=== Trecho do texto ===
Definitivamente, à medida que vamos “desplugando” nossas máquinas de fios e
cabos, à medida que redes de telefonia celular, Bluetooth, RFID ou Wi-Fi fazem das
nossas cidades máquinas comunicantes “desplugadas” e sem fio, paradoxalmente vamos
criando projetos que buscam exatamente o contrário, territorialização, ancoragem no
espaço físico, acoplagem a coisas, lugares, objetos, pessoas. Vejamos agora as formas
de produção imagética acopladas a espaços urbanos e a redes de sociabilidade.
Uma câmera na mão e... conexões na cabeça
Vídeos e fotos feitos por pessoas comuns em DHMCM servem como
testemunho de eventos cotidianos, desde pessoas falando sobre suas vidas até usos mais
importantes em momentos de catástrofes ecológicas, atentados ou guerrilhas urbanas. O
fenômeno é um exemplo dessa potência das mídias pós-massivas, do mass self-
communication, como propõe Castells (2006). É também um exemplo dos três
princípios da cibercultura (Lemos 2003): qualquer um pode fazer vídeos e fotos; essa
produção só faz sentido em conexão (princípio em rede); e essa conexão modifica
práticas sociais e comunicacionais (princípio de reconfiguração), como veremos a
seguir.
14 Ver “Your Phone as a Virtual Tour Guide”. Disponível em: <http://www.techreview.com/Infotech/18746/>. Acesso em: 12/07/2007
O uso de câmeras de vídeo e de foto em telefones celulares alia ubiqüidade e
conectividade para criar e distribuir imagens15. A ubiqüidade e a conectividade
generalizada por meio de textos, fotos, sons e vídeos feitos e disseminados pelos
DHMCM, aliada a facilidade de produção e a portabilidade, fazem desses produtos
(textos, fotos, vídeos, sons) vetores de contato, de testemunho jornalístico e político
sobre diversas situações cotidianas. Os vídeos e as fotos feitos em telefones celulares
foram importantes, por exemplo, como testemunho das explosões a bomba nos metrôs
em Londres, nos tsunamis no oceano Índico, no furacão Katrina em New Orleans, no
atentado a bombas em Madri, na guerrilha urbana em Paris.
===
§ Requisitos do exercício:
a - Reescreva como lista o parágrafo do trecho que começa com "O uso de câmeras de vídeo", mantendo os fatos principais.
b - Passe para o inglês a seguinte frase do trecho: "O fenômeno é um exemplo dessa potência das mídias pós-massivas, do mass self-communication, como propõe Castells (2006)."
c - Dê prosseguimento ao trecho sobre a produção de imagens com celulares, a partir de onde ele termina.
A listagem não tem nenhuma relação com o trecho.
=== Linhas de dados ===
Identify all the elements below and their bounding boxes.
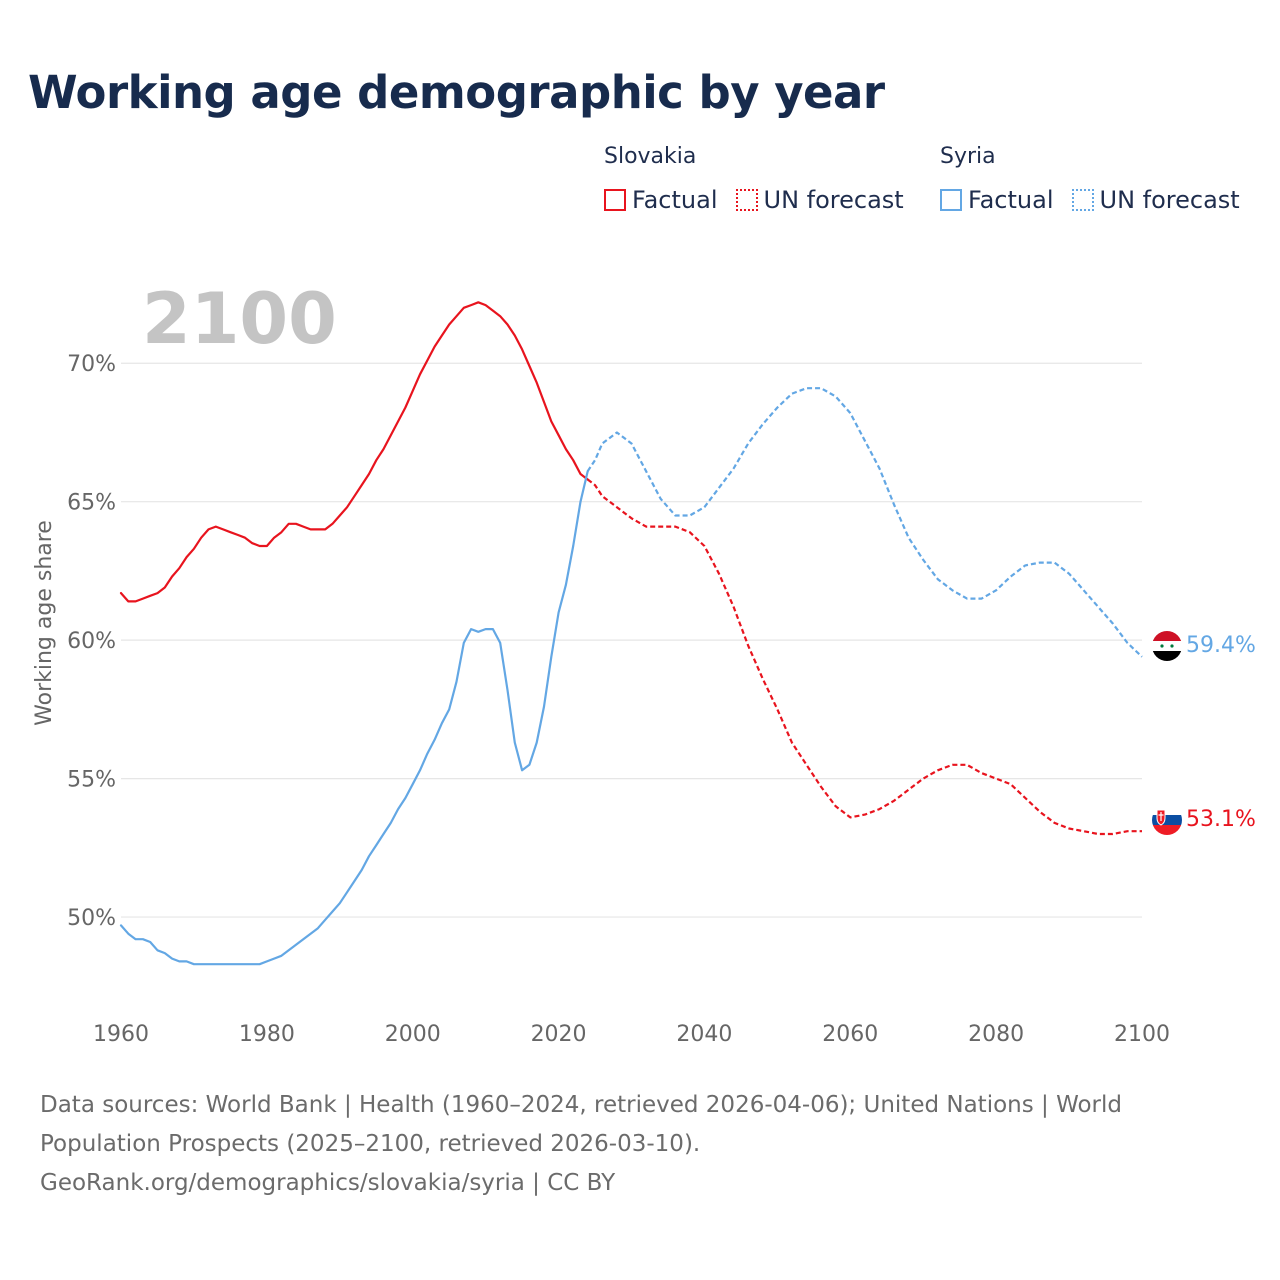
slovakia-flag-icon xyxy=(1152,805,1182,835)
x-tick-label: 1960 xyxy=(93,1022,149,1047)
syria-end-label: 59.4% xyxy=(1186,633,1256,658)
slovakia-forecast-line xyxy=(587,478,1142,836)
y-tick-label: 65% xyxy=(67,491,116,516)
year-label: 2100 xyxy=(142,278,337,360)
legend-swatch-solid xyxy=(604,189,626,211)
y-tick-label: 50% xyxy=(67,906,116,931)
legend-item-slovakia-forecast[interactable]: UN forecast xyxy=(735,186,904,214)
x-tick-label: 2060 xyxy=(822,1022,878,1047)
legend-swatch-dotted xyxy=(735,189,758,211)
x-tick-label: 2020 xyxy=(531,1022,587,1047)
legend-item-slovakia-factual[interactable]: Factual xyxy=(604,186,718,214)
syria-flag-icon xyxy=(1152,631,1182,661)
legend-item-syria-factual[interactable]: Factual xyxy=(940,186,1054,214)
syria-forecast-line xyxy=(586,387,1143,658)
y-tick-label: 60% xyxy=(67,629,116,654)
legend-label: UN forecast xyxy=(763,186,904,214)
legend-swatch-dotted xyxy=(1071,189,1094,211)
source-line: Population Prospects (2025–2100, retriev… xyxy=(40,1131,701,1157)
x-tick-label: 1980 xyxy=(239,1022,295,1047)
legend-group-name: Syria xyxy=(940,144,996,169)
legend-label: Factual xyxy=(968,186,1054,214)
legend-group-syria: Syria Factual UN forecast xyxy=(940,144,1240,214)
slovakia-factual-line xyxy=(119,301,589,603)
source-line: Data sources: World Bank | Health (1960–… xyxy=(40,1092,1122,1118)
slovakia-end-label: 53.1% xyxy=(1186,807,1256,832)
y-axis-label: Working age share xyxy=(32,520,57,726)
line-chart: 2100 50% 55% 60% 65% 70% 1960 1980 2000 2020 2040… xyxy=(32,278,1256,1047)
legend-item-syria-forecast[interactable]: UN forecast xyxy=(1071,186,1240,214)
legend-group-name: Slovakia xyxy=(604,144,697,169)
chart-title: Working age demographic by year xyxy=(28,66,885,119)
legend-label: UN forecast xyxy=(1099,186,1240,214)
legend-label: Factual xyxy=(632,186,718,214)
y-tick-label: 55% xyxy=(67,768,116,793)
source-note: Data sources: World Bank | Health (1960–… xyxy=(40,1086,1240,1203)
syria-factual-line xyxy=(119,470,589,966)
source-line: GeoRank.org/demographics/slovakia/syria … xyxy=(40,1170,616,1196)
x-tick-label: 2000 xyxy=(385,1022,441,1047)
x-tick-label: 2080 xyxy=(968,1022,1024,1047)
x-tick-label: 2100 xyxy=(1114,1022,1170,1047)
legend-swatch-solid xyxy=(940,189,962,211)
y-tick-label: 70% xyxy=(67,352,116,377)
legend-group-slovakia: Slovakia Factual UN forecast xyxy=(604,144,904,214)
x-tick-label: 2040 xyxy=(676,1022,732,1047)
===
§ Respostas do exercício:
a -
- O uso de câmeras de vídeo e de foto em telefones celulares alia ubiquidade e conectividade para criar e distribuir imagens.
- A ubiquidade e a conectividade generalizada por meio de textos, fotos, sons e vídeos feitos e disseminados pelos DHMCM, somadas à facilidade de produção e à portabilidade, tornam esses produtos vetores de contato e de testemunho jornalístico e político sobre situações cotidianas.
- Vídeos e fotos feitos em celulares foram importantes como testemunho de:
  - explosões a bomba nos metrôs de Londres;
  - tsunamis no oceano Índico;
  - furacão Katrina em New Orleans;
  - atentado a bombas em Madri;
  - guerrilha urbana em Paris.

b - The phenomenon is an example of this power of post-mass media, of mass self-communication, as Castells (2006) proposes.

c -
Buscando ainda uma particularidade e uma poética, os vídeos e fotos em
celulares podem fazer da portabilidade, da mobilidade, do tempo imediato, da conexão e
da difusão em rede diferença fundamental em relação aos filmes e vídeos com câmeras
portáteis. Não é cinema, mas a reconfiguração do cinema, uma remediação. Não é foto
instantânea, mas a remediação da fotografia. Os DHMCM impõem uma outra
experiência social e estética. Os vídeos e as fotos assim produzidos podem trazer uma
forma de hierofania cotidiana visual. Isso difere de outras práticas de “uma câmera na
mão e uma idéia na cabeça”.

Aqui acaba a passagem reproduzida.